Copy all the entries word for word, but omit the pictures.
═════ Records for this exercise ═════
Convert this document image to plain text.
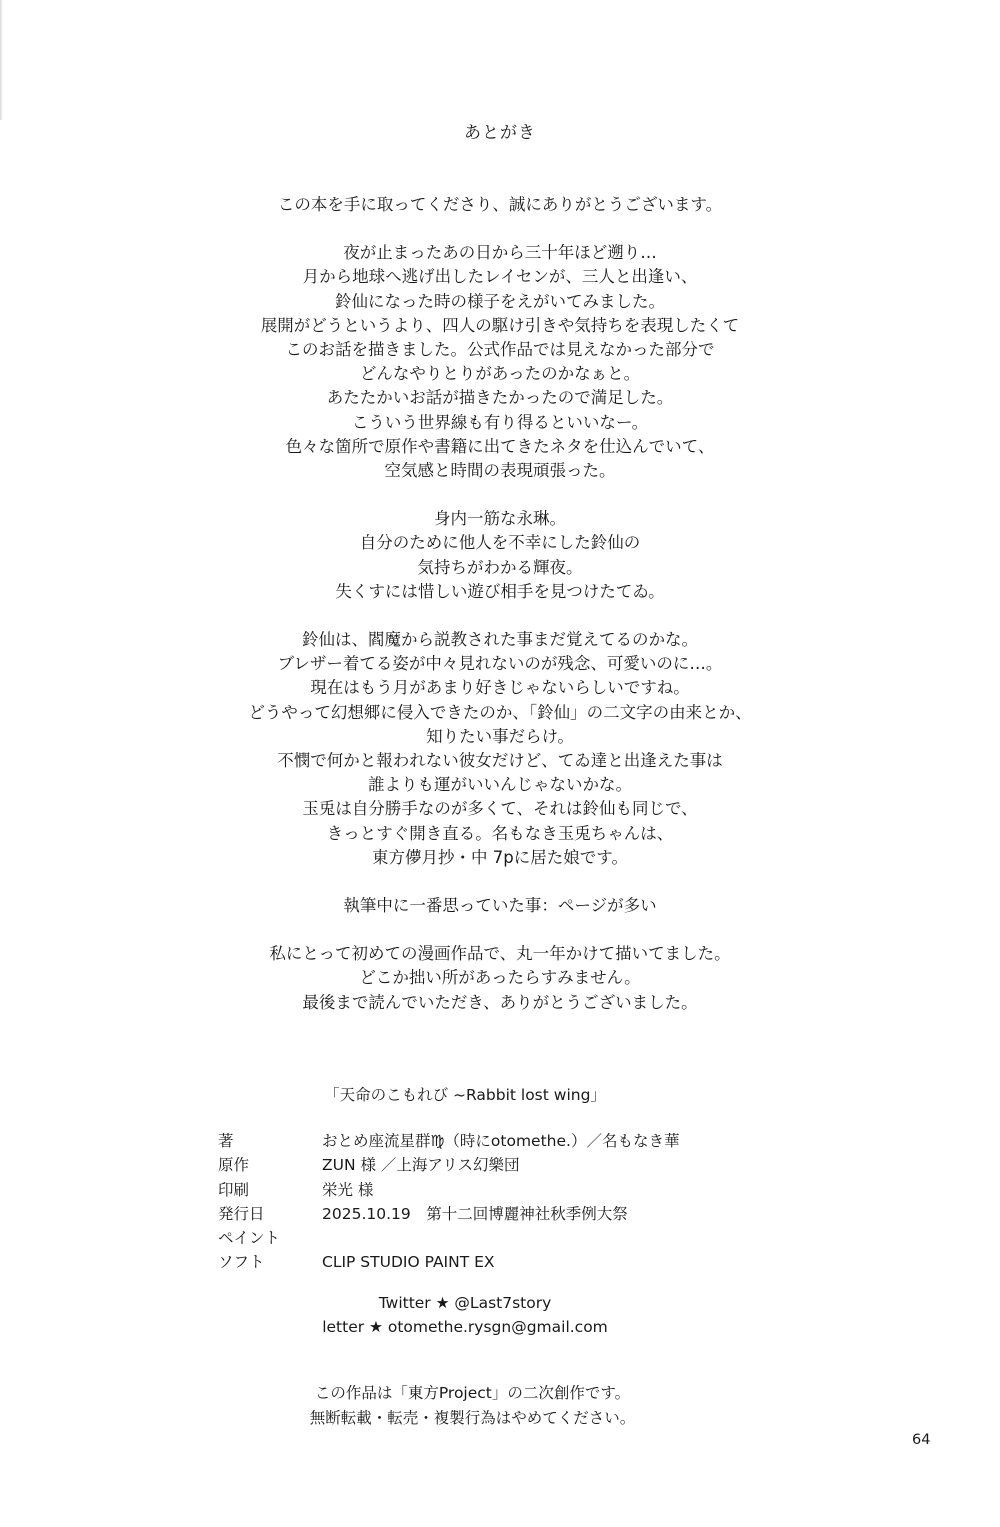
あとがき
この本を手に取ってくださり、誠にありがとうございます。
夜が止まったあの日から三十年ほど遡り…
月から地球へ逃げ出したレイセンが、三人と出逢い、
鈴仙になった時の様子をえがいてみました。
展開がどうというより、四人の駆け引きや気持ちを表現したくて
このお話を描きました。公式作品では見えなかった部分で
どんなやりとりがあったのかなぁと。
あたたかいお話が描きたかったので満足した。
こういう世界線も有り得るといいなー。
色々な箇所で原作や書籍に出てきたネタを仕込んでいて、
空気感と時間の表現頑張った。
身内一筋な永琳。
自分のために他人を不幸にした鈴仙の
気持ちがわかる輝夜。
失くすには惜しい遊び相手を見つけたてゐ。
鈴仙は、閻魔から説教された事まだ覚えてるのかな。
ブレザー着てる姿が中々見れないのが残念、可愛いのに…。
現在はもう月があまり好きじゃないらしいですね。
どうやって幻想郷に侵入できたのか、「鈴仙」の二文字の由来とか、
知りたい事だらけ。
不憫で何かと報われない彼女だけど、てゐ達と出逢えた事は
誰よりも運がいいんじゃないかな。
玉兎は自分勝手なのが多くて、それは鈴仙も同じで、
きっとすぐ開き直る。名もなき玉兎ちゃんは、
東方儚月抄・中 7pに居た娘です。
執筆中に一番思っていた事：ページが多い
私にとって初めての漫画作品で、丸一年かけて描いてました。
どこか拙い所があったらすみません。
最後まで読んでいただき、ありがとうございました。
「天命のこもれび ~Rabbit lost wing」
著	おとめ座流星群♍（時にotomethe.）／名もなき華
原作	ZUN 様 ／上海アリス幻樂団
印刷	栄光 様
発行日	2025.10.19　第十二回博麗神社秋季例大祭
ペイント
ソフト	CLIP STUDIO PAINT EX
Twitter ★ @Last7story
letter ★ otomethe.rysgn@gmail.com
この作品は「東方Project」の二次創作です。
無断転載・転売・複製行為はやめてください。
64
═════
Finished exercise:
Convert this document image to plain text.
あとがき
この本を手に取ってくださり、誠にありがとうございます。
夜が止まったあの日から三十年ほど遡り…
月から地球へ逃げ出したレイセンが、三人と出逢い、
鈴仙になった時の様子をえがいてみました。
展開がどうというより、四人の駆け引きや気持ちを表現したくて
このお話を描きました。公式作品では見えなかった部分で
どんなやりとりがあったのかなぁと。
あたたかいお話が描きたかったので満足した。
こういう世界線も有り得るといいなー。
色々な箇所で原作や書籍に出てきたネタを仕込んでいて、
空気感と時間の表現頑張った。
身内一筋な永琳。
自分のために他人を不幸にした鈴仙の
気持ちがわかる輝夜。
失くすには惜しい遊び相手を見つけたてゐ。
鈴仙は、閻魔から説教された事まだ覚えてるのかな。
ブレザー着てる姿が中々見れないのが残念、可愛いのに…。
現在はもう月があまり好きじゃないらしいですね。
どうやって幻想郷に侵入できたのか、「鈴仙」の二文字の由来とか、
知りたい事だらけ。
不憫で何かと報われない彼女だけど、てゐ達と出逢えた事は
誰よりも運がいいんじゃないかな。
玉兎は自分勝手なのが多くて、それは鈴仙も同じで、
きっとすぐ開き直る。名もなき玉兎ちゃんは、
東方儚月抄・中 7pに居た娘です。
執筆中に一番思っていた事：ページが多い
私にとって初めての漫画作品で、丸一年かけて描いてました。
どこか拙い所があったらすみません。
最後まで読んでいただき、ありがとうございました。
「天命のこもれび ~Rabbit lost wing」
著	おとめ座流星群♍（時にotomethe.）／名もなき華
原作	ZUN 様 ／上海アリス幻樂団
印刷	栄光 様
発行日	2025.10.19　第十二回博麗神社秋季例大祭
ペイント
ソフト	CLIP STUDIO PAINT EX
Twitter ★ @Last7story
letter ★ otomethe.rysgn@gmail.com
この作品は「東方Project」の二次創作です。
無断転載・転売・複製行為はやめてください。
64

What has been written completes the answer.